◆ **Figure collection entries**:
________________

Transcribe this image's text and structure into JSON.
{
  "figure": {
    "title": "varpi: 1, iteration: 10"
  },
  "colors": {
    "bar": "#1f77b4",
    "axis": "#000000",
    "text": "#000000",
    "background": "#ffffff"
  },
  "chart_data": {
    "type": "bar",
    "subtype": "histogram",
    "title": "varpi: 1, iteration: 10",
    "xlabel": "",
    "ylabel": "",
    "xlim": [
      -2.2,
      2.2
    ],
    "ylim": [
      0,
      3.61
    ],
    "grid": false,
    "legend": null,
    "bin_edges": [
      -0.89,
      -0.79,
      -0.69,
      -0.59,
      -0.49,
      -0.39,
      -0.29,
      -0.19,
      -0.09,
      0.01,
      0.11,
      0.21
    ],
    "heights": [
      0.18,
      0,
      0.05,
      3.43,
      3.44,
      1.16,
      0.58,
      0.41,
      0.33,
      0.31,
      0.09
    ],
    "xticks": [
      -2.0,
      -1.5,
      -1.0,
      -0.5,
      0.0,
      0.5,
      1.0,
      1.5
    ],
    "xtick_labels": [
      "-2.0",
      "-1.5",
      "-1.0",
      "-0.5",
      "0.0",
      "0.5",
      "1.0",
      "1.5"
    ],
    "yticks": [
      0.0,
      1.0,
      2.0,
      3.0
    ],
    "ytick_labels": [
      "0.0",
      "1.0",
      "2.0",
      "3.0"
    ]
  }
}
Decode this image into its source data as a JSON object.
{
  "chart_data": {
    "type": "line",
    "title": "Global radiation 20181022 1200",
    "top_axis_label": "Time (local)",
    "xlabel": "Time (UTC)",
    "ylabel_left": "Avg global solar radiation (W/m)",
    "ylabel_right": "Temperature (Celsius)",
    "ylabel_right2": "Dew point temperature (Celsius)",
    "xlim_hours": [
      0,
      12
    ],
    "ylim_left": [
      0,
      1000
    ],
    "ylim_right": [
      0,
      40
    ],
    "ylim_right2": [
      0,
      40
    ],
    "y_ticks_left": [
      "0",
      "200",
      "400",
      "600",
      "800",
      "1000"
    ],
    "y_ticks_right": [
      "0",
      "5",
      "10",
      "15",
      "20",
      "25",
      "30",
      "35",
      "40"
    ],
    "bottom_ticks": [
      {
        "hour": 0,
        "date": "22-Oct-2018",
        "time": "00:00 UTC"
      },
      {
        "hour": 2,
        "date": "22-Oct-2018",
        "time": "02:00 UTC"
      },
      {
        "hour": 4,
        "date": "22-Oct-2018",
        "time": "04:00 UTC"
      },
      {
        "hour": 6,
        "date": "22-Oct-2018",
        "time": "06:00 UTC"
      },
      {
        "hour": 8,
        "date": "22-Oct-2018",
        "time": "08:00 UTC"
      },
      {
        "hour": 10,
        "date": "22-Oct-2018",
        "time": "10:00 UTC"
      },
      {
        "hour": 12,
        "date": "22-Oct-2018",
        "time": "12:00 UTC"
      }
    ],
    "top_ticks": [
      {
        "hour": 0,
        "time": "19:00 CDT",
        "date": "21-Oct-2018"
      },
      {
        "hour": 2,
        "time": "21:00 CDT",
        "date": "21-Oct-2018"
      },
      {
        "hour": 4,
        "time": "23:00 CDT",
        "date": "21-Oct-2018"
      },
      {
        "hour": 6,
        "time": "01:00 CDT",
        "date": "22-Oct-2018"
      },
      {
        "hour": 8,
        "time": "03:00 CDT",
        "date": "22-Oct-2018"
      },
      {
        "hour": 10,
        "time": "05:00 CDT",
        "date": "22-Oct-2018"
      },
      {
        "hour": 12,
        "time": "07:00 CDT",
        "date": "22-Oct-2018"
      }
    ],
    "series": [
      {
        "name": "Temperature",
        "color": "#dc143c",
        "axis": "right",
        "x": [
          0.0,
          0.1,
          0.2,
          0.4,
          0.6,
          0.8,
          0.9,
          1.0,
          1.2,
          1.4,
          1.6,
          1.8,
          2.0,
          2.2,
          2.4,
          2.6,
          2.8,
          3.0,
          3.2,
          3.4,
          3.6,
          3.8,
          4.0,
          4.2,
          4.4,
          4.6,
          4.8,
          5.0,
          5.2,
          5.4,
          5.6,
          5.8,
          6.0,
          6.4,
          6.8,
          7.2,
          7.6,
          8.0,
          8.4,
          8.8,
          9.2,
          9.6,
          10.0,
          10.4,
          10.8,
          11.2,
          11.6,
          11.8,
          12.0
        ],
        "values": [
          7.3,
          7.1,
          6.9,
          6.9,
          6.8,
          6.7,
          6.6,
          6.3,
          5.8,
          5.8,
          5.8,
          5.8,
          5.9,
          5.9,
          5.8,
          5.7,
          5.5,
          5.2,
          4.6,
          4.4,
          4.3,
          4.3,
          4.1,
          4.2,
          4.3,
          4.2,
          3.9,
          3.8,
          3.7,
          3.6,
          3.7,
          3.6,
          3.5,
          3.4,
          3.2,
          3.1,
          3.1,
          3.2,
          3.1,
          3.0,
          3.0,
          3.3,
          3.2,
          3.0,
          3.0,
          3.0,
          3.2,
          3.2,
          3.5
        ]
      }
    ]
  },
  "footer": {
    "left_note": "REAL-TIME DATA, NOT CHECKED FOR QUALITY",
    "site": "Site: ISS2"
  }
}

________________

◆ **THE PROBLEM**:
Copy out each line of the data containing the string "varpi".

◆ **WRITTEN ANSWER**:
    "title": "varpi: 1, iteration: 10"
    "title": "varpi: 1, iteration: 10",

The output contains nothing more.